- GOAL OF THE EXERCISE -
Where the string "this" occurs in the material below, report the whole line.
━━━━━ SUPPLIED DATA
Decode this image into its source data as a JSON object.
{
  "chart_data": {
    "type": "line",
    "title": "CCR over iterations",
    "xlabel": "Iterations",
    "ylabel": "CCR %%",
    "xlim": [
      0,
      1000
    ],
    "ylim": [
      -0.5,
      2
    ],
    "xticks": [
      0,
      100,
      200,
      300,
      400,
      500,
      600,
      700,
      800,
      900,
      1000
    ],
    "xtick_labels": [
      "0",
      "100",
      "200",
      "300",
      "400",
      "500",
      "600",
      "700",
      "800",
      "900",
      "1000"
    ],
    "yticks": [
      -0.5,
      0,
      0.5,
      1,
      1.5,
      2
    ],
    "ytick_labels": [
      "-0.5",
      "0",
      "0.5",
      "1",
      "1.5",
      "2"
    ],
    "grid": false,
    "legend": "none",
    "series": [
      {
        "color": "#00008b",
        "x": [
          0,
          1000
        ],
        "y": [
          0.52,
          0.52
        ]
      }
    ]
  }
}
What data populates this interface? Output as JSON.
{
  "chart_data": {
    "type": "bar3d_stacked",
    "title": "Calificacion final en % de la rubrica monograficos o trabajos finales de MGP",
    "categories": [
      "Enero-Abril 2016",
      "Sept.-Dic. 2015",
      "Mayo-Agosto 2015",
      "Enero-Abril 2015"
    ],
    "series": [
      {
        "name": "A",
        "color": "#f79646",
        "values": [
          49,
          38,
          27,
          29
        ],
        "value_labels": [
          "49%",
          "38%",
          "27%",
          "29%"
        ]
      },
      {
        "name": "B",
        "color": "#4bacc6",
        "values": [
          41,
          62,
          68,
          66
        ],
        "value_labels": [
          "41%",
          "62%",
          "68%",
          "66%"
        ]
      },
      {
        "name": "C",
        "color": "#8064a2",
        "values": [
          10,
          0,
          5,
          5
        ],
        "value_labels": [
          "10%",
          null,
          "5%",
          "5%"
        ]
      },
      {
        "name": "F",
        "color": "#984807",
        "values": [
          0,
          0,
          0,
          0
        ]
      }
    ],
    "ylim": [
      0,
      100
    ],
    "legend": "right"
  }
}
━━━━━━━━━━
- SOLVED PROBLEM -
Decode this image into its source data as a JSON object.
What data populates this interface? Output as JSON.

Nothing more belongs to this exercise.